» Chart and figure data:
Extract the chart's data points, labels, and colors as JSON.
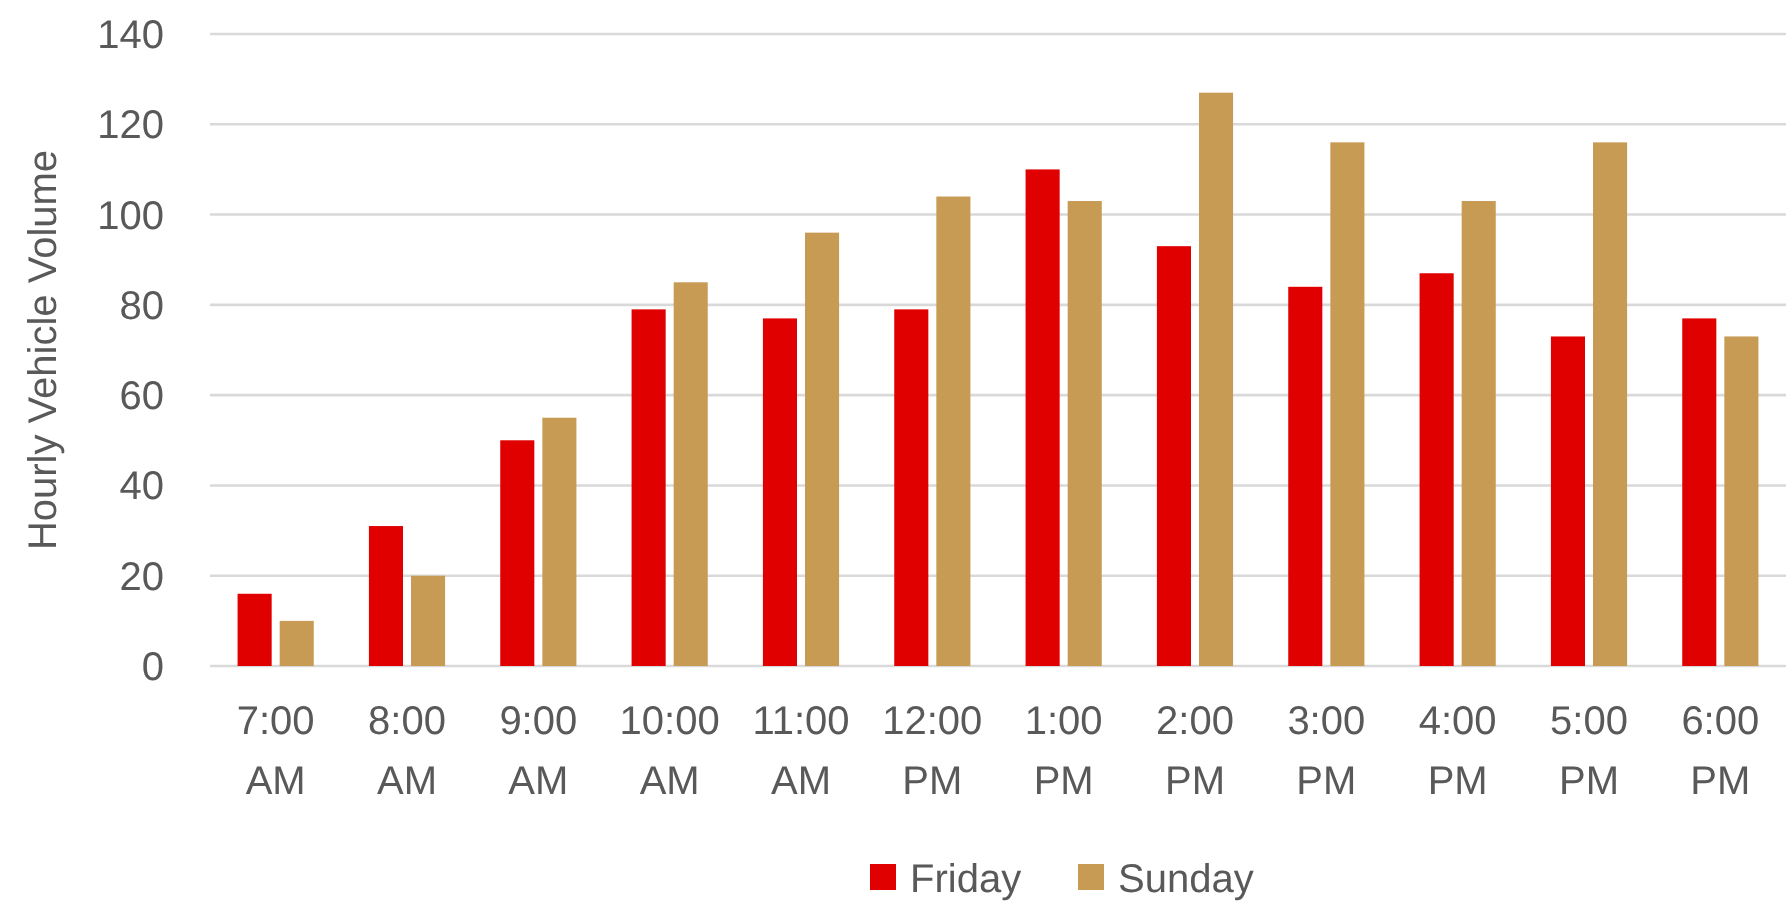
{
  "chart_data": {
    "type": "bar",
    "ylabel": "Hourly Vehicle Volume",
    "categories": [
      "7:00 AM",
      "8:00 AM",
      "9:00 AM",
      "10:00 AM",
      "11:00 AM",
      "12:00 PM",
      "1:00 PM",
      "2:00 PM",
      "3:00 PM",
      "4:00 PM",
      "5:00 PM",
      "6:00 PM"
    ],
    "series": [
      {
        "name": "Friday",
        "color": "#e00000",
        "values": [
          16,
          31,
          50,
          79,
          77,
          79,
          110,
          93,
          84,
          87,
          73,
          77
        ]
      },
      {
        "name": "Sunday",
        "color": "#c89b55",
        "values": [
          10,
          20,
          55,
          85,
          96,
          104,
          103,
          127,
          116,
          103,
          116,
          73
        ]
      }
    ],
    "ylim": [
      0,
      140
    ],
    "yticks": [
      0,
      20,
      40,
      60,
      80,
      100,
      120,
      140
    ],
    "grid": "y",
    "legend": "bottom"
  }
}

» PROBLEM DESCRIPTION:
Retype the whole listing, keeping every line identical and omitting all pictures.

» ANSWER TO THE EXERCISE:
Extract the chart's data points, labels, and colors as JSON.
{
  "chart_data": {
    "type": "bar",
    "ylabel": "Hourly Vehicle Volume",
    "categories": [
      "7:00 AM",
      "8:00 AM",
      "9:00 AM",
      "10:00 AM",
      "11:00 AM",
      "12:00 PM",
      "1:00 PM",
      "2:00 PM",
      "3:00 PM",
      "4:00 PM",
      "5:00 PM",
      "6:00 PM"
    ],
    "series": [
      {
        "name": "Friday",
        "color": "#e00000",
        "values": [
          16,
          31,
          50,
          79,
          77,
          79,
          110,
          93,
          84,
          87,
          73,
          77
        ]
      },
      {
        "name": "Sunday",
        "color": "#c89b55",
        "values": [
          10,
          20,
          55,
          85,
          96,
          104,
          103,
          127,
          116,
          103,
          116,
          73
        ]
      }
    ],
    "ylim": [
      0,
      140
    ],
    "yticks": [
      0,
      20,
      40,
      60,
      80,
      100,
      120,
      140
    ],
    "grid": "y",
    "legend": "bottom"
  }
}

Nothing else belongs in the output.